> _Work required_:
Your answer should be a single number: the count of lines in the material below that hold "新时代党的建设总要求".

[start Source material]

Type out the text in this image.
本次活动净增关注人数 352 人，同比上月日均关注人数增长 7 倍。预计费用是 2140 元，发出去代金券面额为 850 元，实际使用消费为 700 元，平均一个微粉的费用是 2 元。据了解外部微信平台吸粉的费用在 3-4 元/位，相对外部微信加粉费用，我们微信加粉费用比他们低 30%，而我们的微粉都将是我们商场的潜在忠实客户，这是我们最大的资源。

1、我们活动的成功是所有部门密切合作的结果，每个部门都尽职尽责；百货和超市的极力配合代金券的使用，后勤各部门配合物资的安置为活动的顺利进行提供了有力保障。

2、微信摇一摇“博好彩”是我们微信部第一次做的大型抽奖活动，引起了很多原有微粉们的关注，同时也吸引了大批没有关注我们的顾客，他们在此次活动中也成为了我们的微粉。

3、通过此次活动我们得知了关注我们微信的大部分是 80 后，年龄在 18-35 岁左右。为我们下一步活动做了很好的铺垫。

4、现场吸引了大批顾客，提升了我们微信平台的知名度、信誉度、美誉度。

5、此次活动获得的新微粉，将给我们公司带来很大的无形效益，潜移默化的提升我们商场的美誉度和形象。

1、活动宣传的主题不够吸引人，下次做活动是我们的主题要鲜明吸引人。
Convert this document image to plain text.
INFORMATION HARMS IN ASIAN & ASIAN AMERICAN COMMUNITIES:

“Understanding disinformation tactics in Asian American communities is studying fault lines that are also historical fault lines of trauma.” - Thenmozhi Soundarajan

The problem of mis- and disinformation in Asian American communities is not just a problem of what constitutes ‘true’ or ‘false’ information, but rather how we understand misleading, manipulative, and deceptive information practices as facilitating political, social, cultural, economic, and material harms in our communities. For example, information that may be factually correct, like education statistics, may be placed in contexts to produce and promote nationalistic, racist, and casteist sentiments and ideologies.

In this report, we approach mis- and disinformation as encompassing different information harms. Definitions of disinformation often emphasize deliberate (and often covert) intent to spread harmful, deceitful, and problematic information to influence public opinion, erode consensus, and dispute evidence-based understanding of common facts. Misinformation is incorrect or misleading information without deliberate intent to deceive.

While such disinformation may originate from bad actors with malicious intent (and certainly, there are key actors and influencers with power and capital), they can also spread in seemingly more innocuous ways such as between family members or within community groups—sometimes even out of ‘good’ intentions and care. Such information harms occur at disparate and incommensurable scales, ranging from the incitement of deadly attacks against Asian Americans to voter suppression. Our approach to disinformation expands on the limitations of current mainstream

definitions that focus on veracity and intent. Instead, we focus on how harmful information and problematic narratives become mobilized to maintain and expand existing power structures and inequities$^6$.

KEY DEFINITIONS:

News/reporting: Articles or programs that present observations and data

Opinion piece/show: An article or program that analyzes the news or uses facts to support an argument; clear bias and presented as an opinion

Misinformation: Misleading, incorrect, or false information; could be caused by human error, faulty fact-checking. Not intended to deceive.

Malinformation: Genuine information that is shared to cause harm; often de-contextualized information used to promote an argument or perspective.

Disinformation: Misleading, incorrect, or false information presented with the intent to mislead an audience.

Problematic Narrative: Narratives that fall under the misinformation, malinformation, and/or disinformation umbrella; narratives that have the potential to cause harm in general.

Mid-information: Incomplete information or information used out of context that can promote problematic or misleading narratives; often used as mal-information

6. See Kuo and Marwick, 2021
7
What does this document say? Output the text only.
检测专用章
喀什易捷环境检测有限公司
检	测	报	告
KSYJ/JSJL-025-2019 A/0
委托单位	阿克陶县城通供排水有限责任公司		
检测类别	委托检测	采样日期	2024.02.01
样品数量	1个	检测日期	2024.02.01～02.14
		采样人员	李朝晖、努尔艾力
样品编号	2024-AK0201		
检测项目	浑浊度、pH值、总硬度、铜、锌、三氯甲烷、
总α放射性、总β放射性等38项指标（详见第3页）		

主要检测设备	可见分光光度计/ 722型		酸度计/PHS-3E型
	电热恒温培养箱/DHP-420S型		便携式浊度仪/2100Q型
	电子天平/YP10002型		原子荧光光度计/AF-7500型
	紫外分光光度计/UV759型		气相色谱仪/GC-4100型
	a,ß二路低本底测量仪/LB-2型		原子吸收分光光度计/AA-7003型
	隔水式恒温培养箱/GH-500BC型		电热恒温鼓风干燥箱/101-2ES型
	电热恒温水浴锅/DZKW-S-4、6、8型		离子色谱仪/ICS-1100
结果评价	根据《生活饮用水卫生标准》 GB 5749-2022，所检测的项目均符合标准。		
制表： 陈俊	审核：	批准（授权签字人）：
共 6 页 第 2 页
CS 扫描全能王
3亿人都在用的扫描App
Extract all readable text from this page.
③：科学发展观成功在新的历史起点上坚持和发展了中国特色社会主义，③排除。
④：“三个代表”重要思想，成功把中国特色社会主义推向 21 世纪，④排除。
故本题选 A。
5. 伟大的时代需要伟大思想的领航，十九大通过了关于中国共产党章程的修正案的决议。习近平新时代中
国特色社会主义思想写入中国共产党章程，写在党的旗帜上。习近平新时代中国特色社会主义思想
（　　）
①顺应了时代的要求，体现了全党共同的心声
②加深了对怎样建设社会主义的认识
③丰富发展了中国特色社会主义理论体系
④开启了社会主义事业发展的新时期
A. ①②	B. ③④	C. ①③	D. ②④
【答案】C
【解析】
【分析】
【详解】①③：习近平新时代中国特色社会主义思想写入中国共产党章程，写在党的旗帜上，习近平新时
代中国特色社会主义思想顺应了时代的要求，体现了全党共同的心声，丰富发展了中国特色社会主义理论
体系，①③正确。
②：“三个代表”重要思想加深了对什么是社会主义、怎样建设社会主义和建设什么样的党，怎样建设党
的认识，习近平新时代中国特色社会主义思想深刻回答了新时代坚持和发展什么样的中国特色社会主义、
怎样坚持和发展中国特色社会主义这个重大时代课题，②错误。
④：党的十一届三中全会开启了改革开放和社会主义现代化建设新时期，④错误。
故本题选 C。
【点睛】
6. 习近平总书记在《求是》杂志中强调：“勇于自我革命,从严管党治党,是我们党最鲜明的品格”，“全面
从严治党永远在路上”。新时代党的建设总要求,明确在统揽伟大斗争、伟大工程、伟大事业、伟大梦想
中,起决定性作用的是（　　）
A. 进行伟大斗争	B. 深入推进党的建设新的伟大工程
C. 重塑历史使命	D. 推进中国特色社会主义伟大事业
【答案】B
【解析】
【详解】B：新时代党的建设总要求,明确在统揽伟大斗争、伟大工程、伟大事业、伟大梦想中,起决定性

[end Source material]

> _Response to this exercise_:
2